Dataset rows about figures

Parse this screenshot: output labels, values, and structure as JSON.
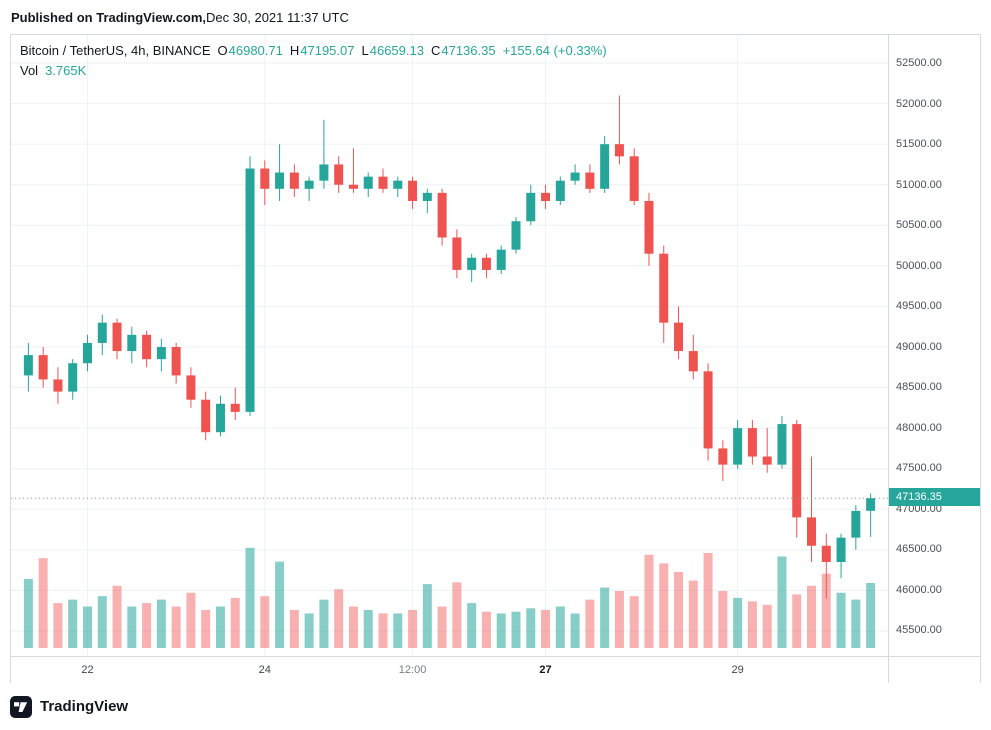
{
  "published": {
    "site": "Published on TradingView.com,",
    "date": " Dec 30, 2021 11:37 UTC"
  },
  "legend": {
    "symbol": "Bitcoin / TetherUS, 4h, BINANCE",
    "o_label": "O",
    "o_value": "46980.71",
    "h_label": "H",
    "h_value": "47195.07",
    "l_label": "L",
    "l_value": "46659.13",
    "c_label": "C",
    "c_value": "47136.35",
    "change": "+155.64 (+0.33%)",
    "vol_label": "Vol",
    "vol_value": "3.765K"
  },
  "footer": {
    "brand": "TradingView"
  },
  "colors": {
    "up": "#26a69a",
    "down": "#ef5350",
    "vol_up": "rgba(38,166,154,0.55)",
    "vol_down": "rgba(239,83,80,0.45)",
    "grid": "#eef1f6",
    "last_price_line": "#9598a1",
    "accent_text": "#26a69a",
    "tag_bg": "#26a69a",
    "axis_text": "#4c4f59"
  },
  "chart_data": {
    "type": "candlestick",
    "symbol": "Bitcoin / TetherUS",
    "interval": "4h",
    "exchange": "BINANCE",
    "legend_position": "top-left",
    "grid": true,
    "last_price": 47136.35,
    "last_price_label": "47136.35",
    "volume_scale_max": 5.8,
    "price_axis": [
      "52500.00",
      "52000.00",
      "51500.00",
      "51000.00",
      "50500.00",
      "50000.00",
      "49500.00",
      "49000.00",
      "48500.00",
      "48000.00",
      "47500.00",
      "47000.00",
      "46500.00",
      "46000.00",
      "45500.00"
    ],
    "time_labels": [
      {
        "label": "22",
        "index": 4,
        "bold": false,
        "muted": false
      },
      {
        "label": "24",
        "index": 16,
        "bold": false,
        "muted": false
      },
      {
        "label": "12:00",
        "index": 26,
        "bold": false,
        "muted": true
      },
      {
        "label": "27",
        "index": 35,
        "bold": true,
        "muted": false
      },
      {
        "label": "29",
        "index": 48,
        "bold": false,
        "muted": false
      }
    ],
    "candles_format": [
      "open",
      "high",
      "low",
      "close",
      "volume_K"
    ],
    "candles": [
      [
        48650,
        49050,
        48450,
        48900,
        4.0
      ],
      [
        48900,
        49000,
        48500,
        48600,
        5.2
      ],
      [
        48600,
        48750,
        48300,
        48450,
        2.6
      ],
      [
        48450,
        48850,
        48350,
        48800,
        2.8
      ],
      [
        48800,
        49150,
        48700,
        49050,
        2.4
      ],
      [
        49050,
        49400,
        48900,
        49300,
        3.0
      ],
      [
        49300,
        49350,
        48850,
        48950,
        3.6
      ],
      [
        48950,
        49250,
        48800,
        49150,
        2.4
      ],
      [
        49150,
        49200,
        48750,
        48850,
        2.6
      ],
      [
        48850,
        49100,
        48700,
        49000,
        2.8
      ],
      [
        49000,
        49050,
        48550,
        48650,
        2.4
      ],
      [
        48650,
        48750,
        48250,
        48350,
        3.2
      ],
      [
        48350,
        48450,
        47850,
        47950,
        2.2
      ],
      [
        47950,
        48400,
        47900,
        48300,
        2.4
      ],
      [
        48300,
        48500,
        48100,
        48200,
        2.9
      ],
      [
        48200,
        51350,
        48150,
        51200,
        5.8
      ],
      [
        51200,
        51300,
        50750,
        50950,
        3.0
      ],
      [
        50950,
        51500,
        50800,
        51150,
        5.0
      ],
      [
        51150,
        51250,
        50850,
        50950,
        2.2
      ],
      [
        50950,
        51100,
        50800,
        51050,
        2.0
      ],
      [
        51050,
        51800,
        50950,
        51250,
        2.8
      ],
      [
        51250,
        51350,
        50900,
        51000,
        3.4
      ],
      [
        51000,
        51450,
        50900,
        50950,
        2.4
      ],
      [
        50950,
        51150,
        50850,
        51100,
        2.2
      ],
      [
        51100,
        51200,
        50900,
        50950,
        2.0
      ],
      [
        50950,
        51100,
        50850,
        51050,
        2.0
      ],
      [
        51050,
        51100,
        50700,
        50800,
        2.2
      ],
      [
        50800,
        50950,
        50650,
        50900,
        3.7
      ],
      [
        50900,
        50950,
        50250,
        50350,
        2.4
      ],
      [
        50350,
        50450,
        49850,
        49950,
        3.8
      ],
      [
        49950,
        50150,
        49800,
        50100,
        2.6
      ],
      [
        50100,
        50150,
        49850,
        49950,
        2.1
      ],
      [
        49950,
        50250,
        49900,
        50200,
        2.0
      ],
      [
        50200,
        50600,
        50150,
        50550,
        2.1
      ],
      [
        50550,
        51000,
        50500,
        50900,
        2.3
      ],
      [
        50900,
        51000,
        50700,
        50800,
        2.2
      ],
      [
        50800,
        51100,
        50750,
        51050,
        2.4
      ],
      [
        51050,
        51250,
        51000,
        51150,
        2.0
      ],
      [
        51150,
        51250,
        50900,
        50950,
        2.8
      ],
      [
        50950,
        51600,
        50900,
        51500,
        3.5
      ],
      [
        51500,
        52100,
        51250,
        51350,
        3.3
      ],
      [
        51350,
        51450,
        50750,
        50800,
        3.0
      ],
      [
        50800,
        50900,
        50000,
        50150,
        5.4
      ],
      [
        50150,
        50250,
        49050,
        49300,
        4.9
      ],
      [
        49300,
        49500,
        48850,
        48950,
        4.4
      ],
      [
        48950,
        49150,
        48600,
        48700,
        3.9
      ],
      [
        48700,
        48800,
        47600,
        47750,
        5.5
      ],
      [
        47750,
        47850,
        47350,
        47550,
        3.3
      ],
      [
        47550,
        48100,
        47500,
        48000,
        2.9
      ],
      [
        48000,
        48100,
        47550,
        47650,
        2.7
      ],
      [
        47650,
        48000,
        47450,
        47550,
        2.5
      ],
      [
        47550,
        48150,
        47500,
        48050,
        5.3
      ],
      [
        48050,
        48100,
        46650,
        46900,
        3.1
      ],
      [
        46900,
        47650,
        46350,
        46550,
        3.6
      ],
      [
        46550,
        46700,
        45900,
        46350,
        4.3
      ],
      [
        46350,
        46700,
        46150,
        46650,
        3.2
      ],
      [
        46650,
        47050,
        46500,
        46980,
        2.8
      ],
      [
        46980.71,
        47195.07,
        46659.13,
        47136.35,
        3.765
      ]
    ]
  }
}
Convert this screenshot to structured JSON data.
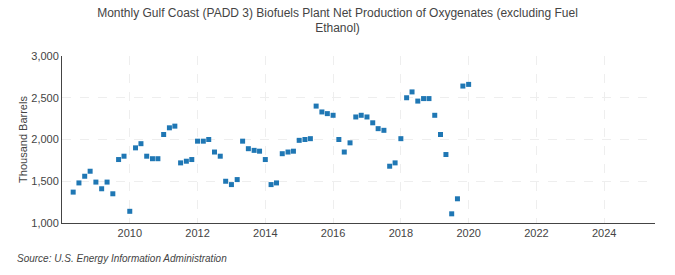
{
  "chart_data": {
    "type": "scatter",
    "title": "Monthly Gulf Coast (PADD 3) Biofuels Plant Net Production of Oxygenates (excluding Fuel\nEthanol)",
    "y_label": "Thousand Barrels",
    "annotations": [
      "Source: U.S. Energy Information Administration"
    ],
    "marker": "square",
    "grid": true,
    "xlim": [
      2008.0,
      2025.5
    ],
    "ylim": [
      1000,
      3000
    ],
    "xticks": [
      2010,
      2012,
      2014,
      2016,
      2018,
      2020,
      2022,
      2024
    ],
    "yticks": [
      {
        "value": 1000,
        "label": "1,000"
      },
      {
        "value": 1500,
        "label": "1,500"
      },
      {
        "value": 2000,
        "label": "2,000"
      },
      {
        "value": 2500,
        "label": "2,500"
      },
      {
        "value": 3000,
        "label": "3,000"
      }
    ],
    "x": [
      2008.33,
      2008.5,
      2008.67,
      2008.83,
      2009.0,
      2009.17,
      2009.33,
      2009.5,
      2009.67,
      2009.83,
      2010.0,
      2010.17,
      2010.33,
      2010.5,
      2010.67,
      2010.83,
      2011.0,
      2011.17,
      2011.33,
      2011.5,
      2011.67,
      2011.83,
      2012.0,
      2012.17,
      2012.33,
      2012.5,
      2012.67,
      2012.83,
      2013.0,
      2013.17,
      2013.33,
      2013.5,
      2013.67,
      2013.83,
      2014.0,
      2014.17,
      2014.33,
      2014.5,
      2014.67,
      2014.83,
      2015.0,
      2015.17,
      2015.33,
      2015.5,
      2015.67,
      2015.83,
      2016.0,
      2016.17,
      2016.33,
      2016.5,
      2016.67,
      2016.83,
      2017.0,
      2017.17,
      2017.33,
      2017.5,
      2017.67,
      2017.83,
      2018.0,
      2018.17,
      2018.33,
      2018.5,
      2018.67,
      2018.83,
      2019.0,
      2019.17,
      2019.33,
      2019.5,
      2019.67,
      2019.83,
      2020.0
    ],
    "values": [
      1370,
      1480,
      1560,
      1620,
      1490,
      1410,
      1490,
      1350,
      1760,
      1800,
      1140,
      1900,
      1950,
      1800,
      1770,
      1770,
      2060,
      2140,
      2160,
      1720,
      1740,
      1760,
      1980,
      1980,
      2000,
      1850,
      1800,
      1500,
      1460,
      1520,
      1980,
      1890,
      1870,
      1860,
      1760,
      1460,
      1480,
      1830,
      1850,
      1860,
      1990,
      2000,
      2010,
      2400,
      2330,
      2310,
      2290,
      2000,
      1850,
      1960,
      2270,
      2290,
      2270,
      2200,
      2130,
      2110,
      1680,
      1720,
      2010,
      2500,
      2570,
      2460,
      2490,
      2490,
      2290,
      2060,
      1820,
      1110,
      1290,
      2640,
      2660
    ]
  }
}
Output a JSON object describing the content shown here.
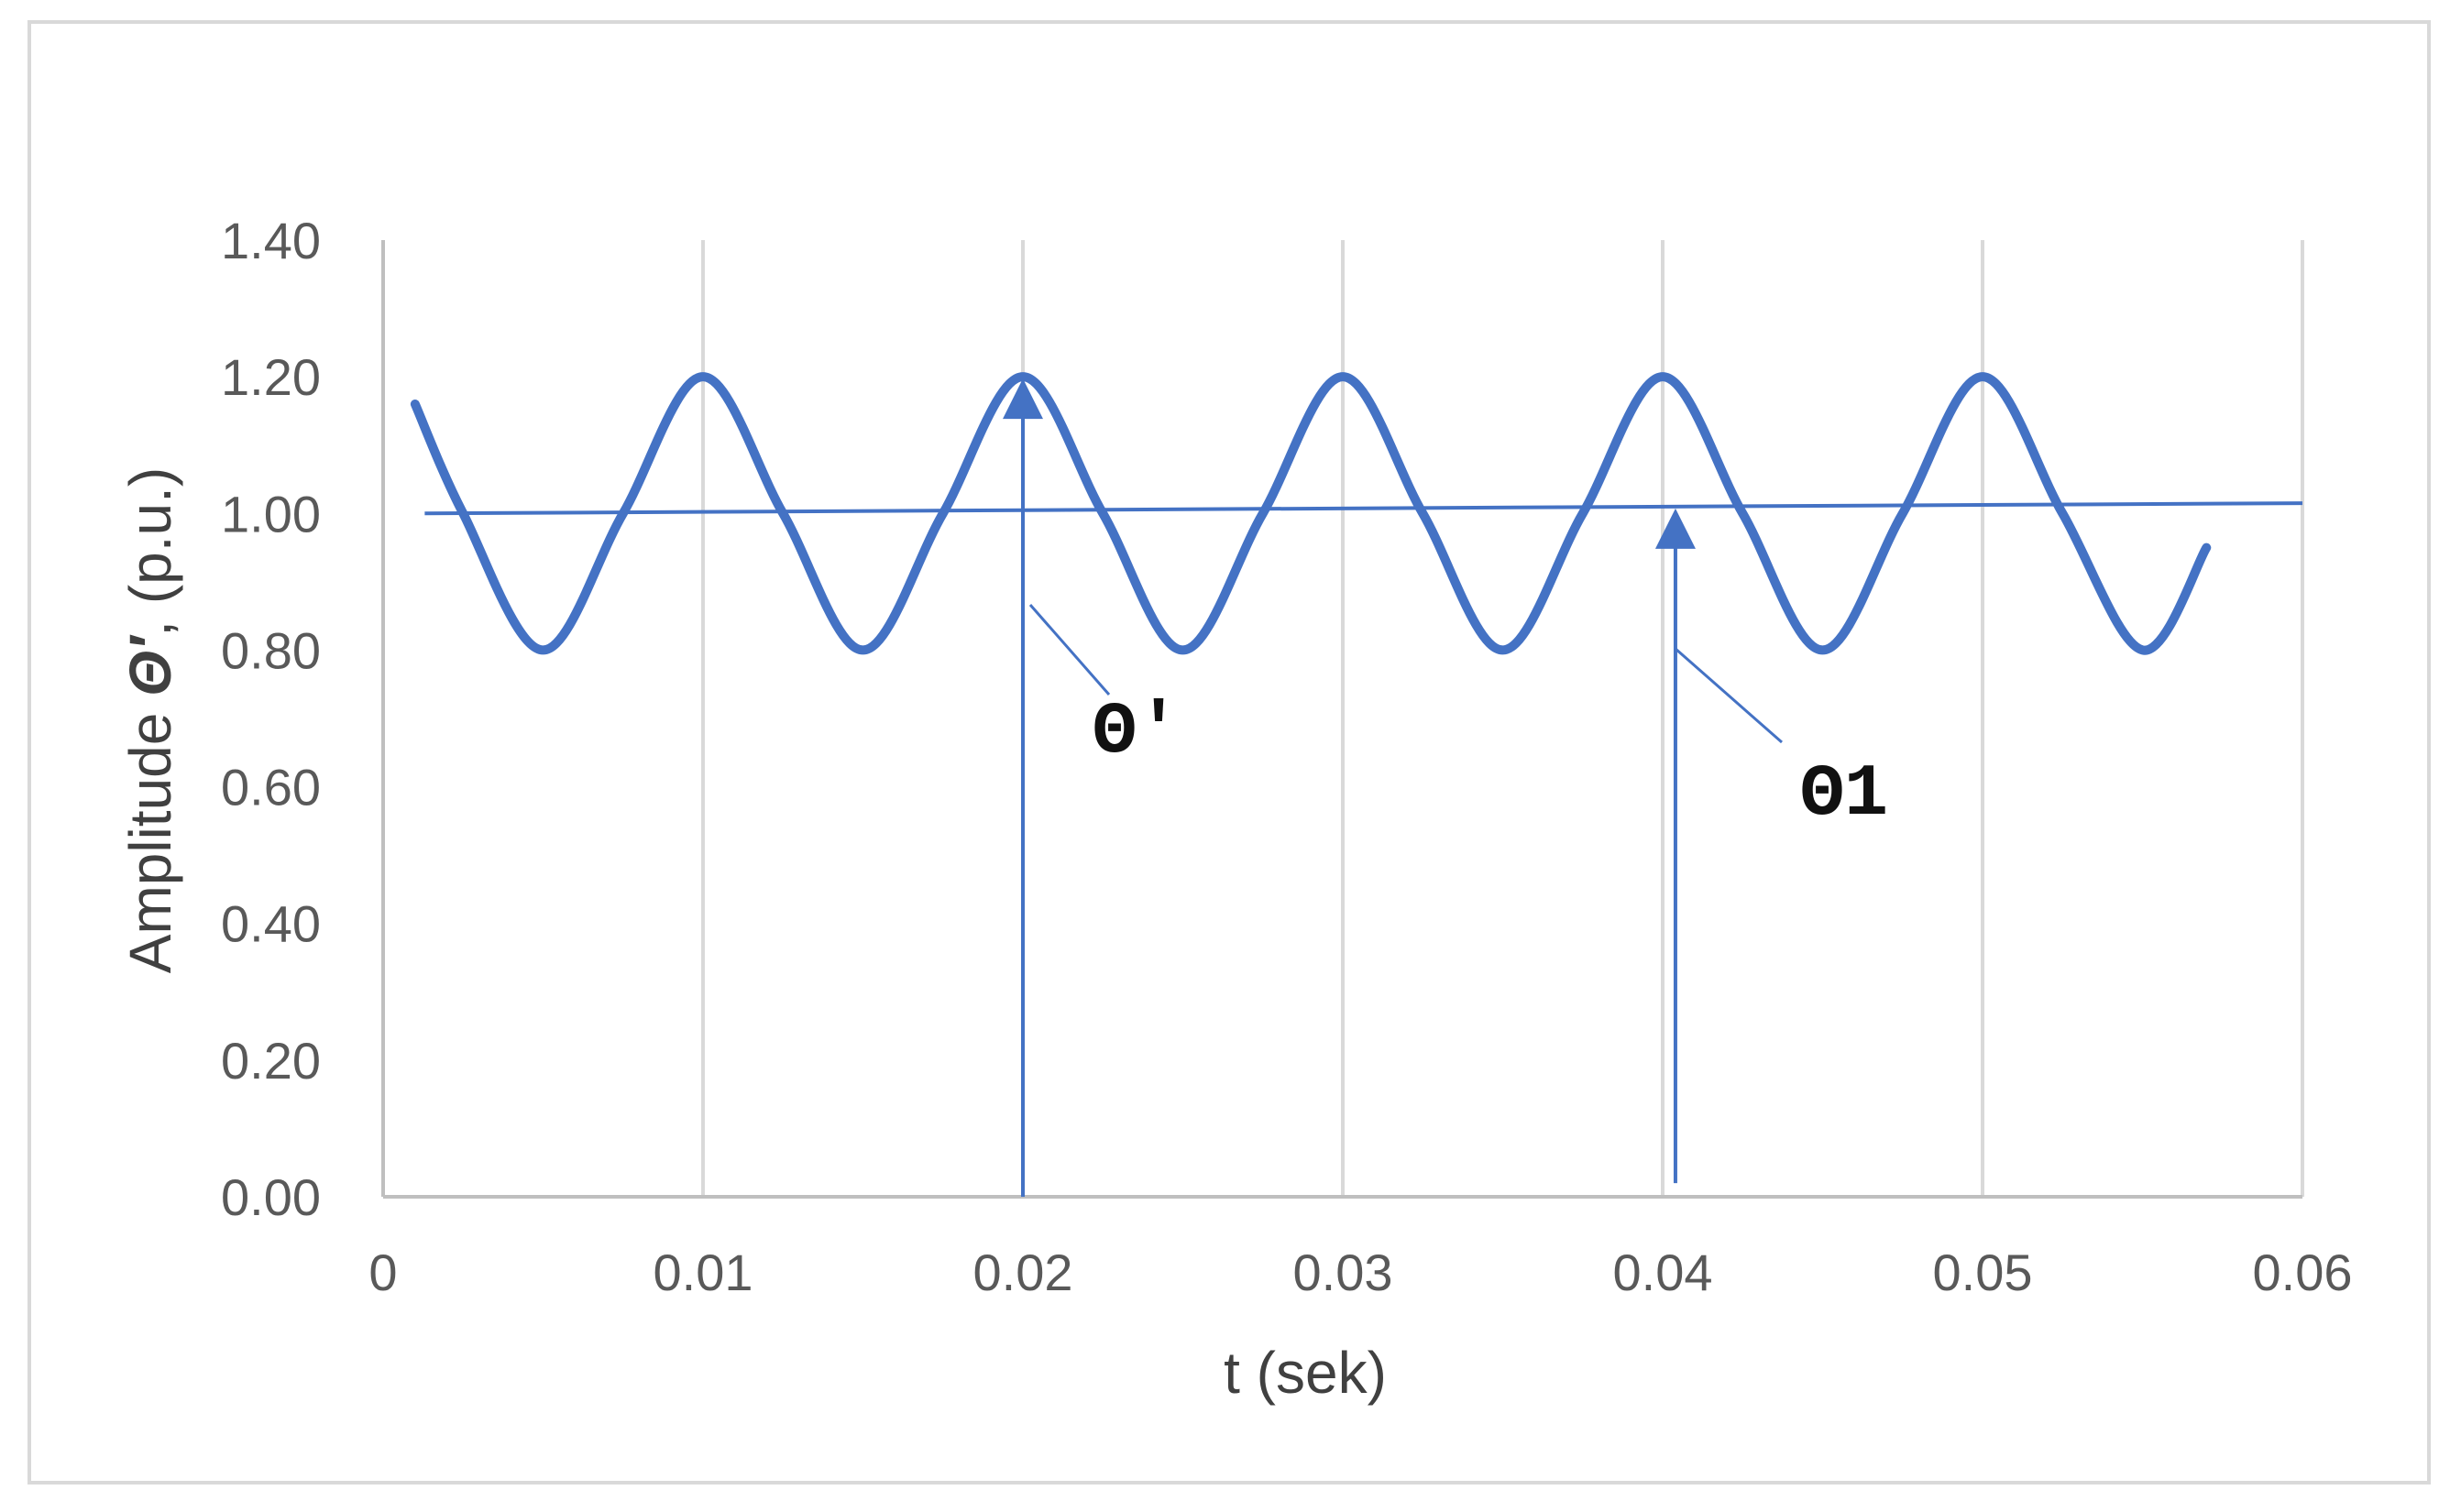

• INSTRUCTION: Within the data above, pick out all lines holding the word "BINANCE".

• RESPONSE TO THIS EXERCISE:
    "symbol": "Bitcoin / TetherUS, 4h, BINANCE",
    "exchange": "BINANCE",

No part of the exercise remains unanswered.